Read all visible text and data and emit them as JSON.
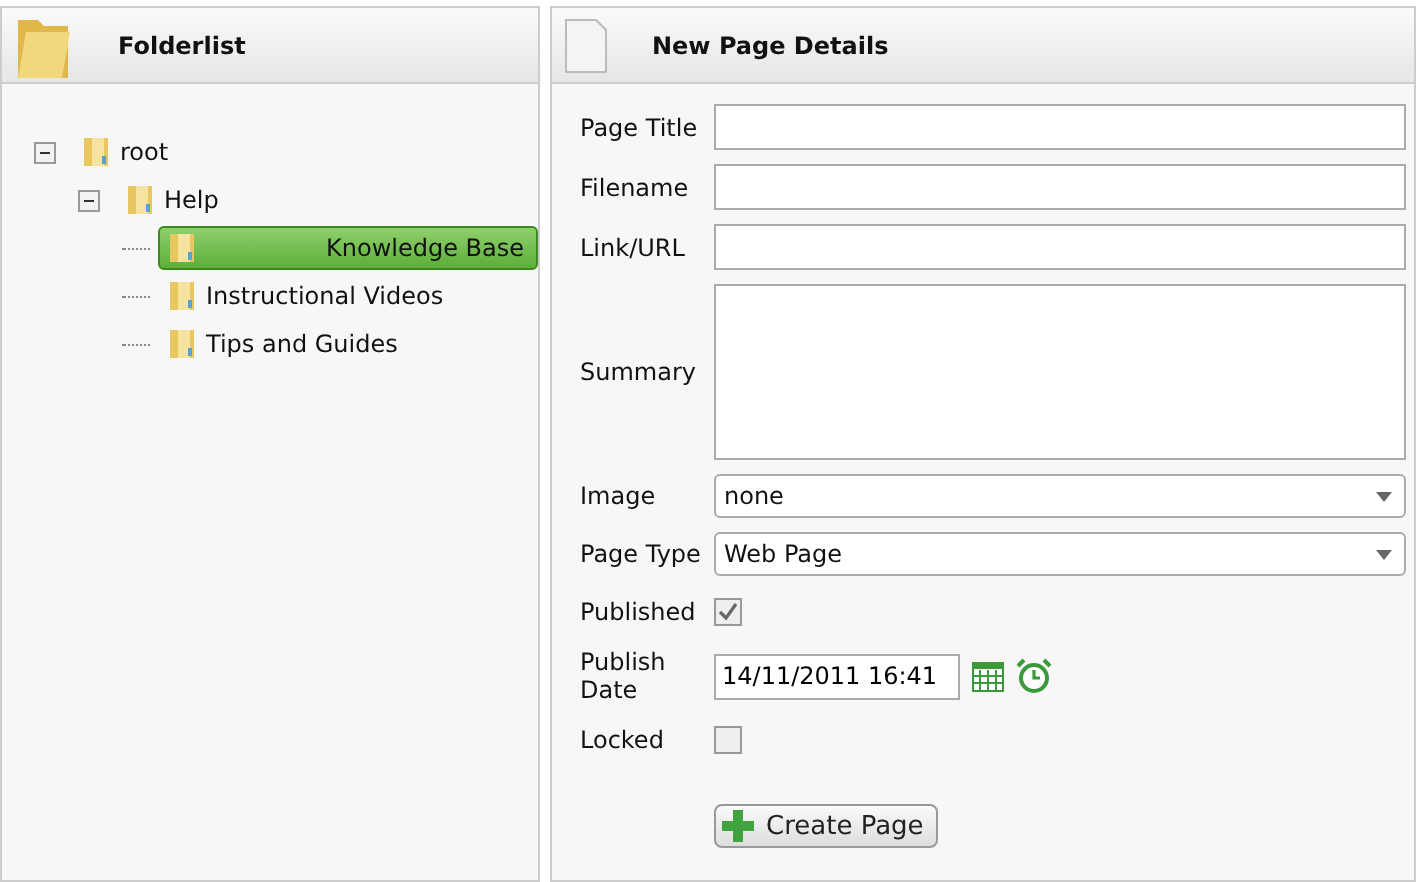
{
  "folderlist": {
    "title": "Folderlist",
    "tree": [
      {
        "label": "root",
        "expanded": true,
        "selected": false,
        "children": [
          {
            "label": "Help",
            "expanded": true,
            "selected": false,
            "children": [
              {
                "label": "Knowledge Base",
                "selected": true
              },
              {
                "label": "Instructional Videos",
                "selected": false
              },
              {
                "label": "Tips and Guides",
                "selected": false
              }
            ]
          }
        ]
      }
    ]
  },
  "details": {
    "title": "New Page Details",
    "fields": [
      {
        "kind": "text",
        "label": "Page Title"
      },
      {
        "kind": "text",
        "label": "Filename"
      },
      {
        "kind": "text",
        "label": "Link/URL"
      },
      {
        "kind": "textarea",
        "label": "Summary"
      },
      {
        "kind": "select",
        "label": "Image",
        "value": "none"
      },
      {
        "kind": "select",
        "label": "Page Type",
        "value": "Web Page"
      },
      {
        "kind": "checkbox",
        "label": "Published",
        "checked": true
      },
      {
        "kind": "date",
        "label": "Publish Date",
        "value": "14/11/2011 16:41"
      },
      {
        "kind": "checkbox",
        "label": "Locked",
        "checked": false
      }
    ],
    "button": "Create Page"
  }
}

- _Task brief_:
Leave out all pictures, then copy the remaining material exactly.

- _Response to the exercise_:
Read all visible text and data and emit them as JSON.
{
  "folderlist": {
    "title": "Folderlist",
    "tree": [
      {
        "label": "root",
        "expanded": true,
        "selected": false,
        "children": [
          {
            "label": "Help",
            "expanded": true,
            "selected": false,
            "children": [
              {
                "label": "Knowledge Base",
                "selected": true
              },
              {
                "label": "Instructional Videos",
                "selected": false
              },
              {
                "label": "Tips and Guides",
                "selected": false
              }
            ]
          }
        ]
      }
    ]
  },
  "details": {
    "title": "New Page Details",
    "fields": [
      {
        "kind": "text",
        "label": "Page Title"
      },
      {
        "kind": "text",
        "label": "Filename"
      },
      {
        "kind": "text",
        "label": "Link/URL"
      },
      {
        "kind": "textarea",
        "label": "Summary"
      },
      {
        "kind": "select",
        "label": "Image",
        "value": "none"
      },
      {
        "kind": "select",
        "label": "Page Type",
        "value": "Web Page"
      },
      {
        "kind": "checkbox",
        "label": "Published",
        "checked": true
      },
      {
        "kind": "date",
        "label": "Publish Date",
        "value": "14/11/2011 16:41"
      },
      {
        "kind": "checkbox",
        "label": "Locked",
        "checked": false
      }
    ],
    "button": "Create Page"
  }
}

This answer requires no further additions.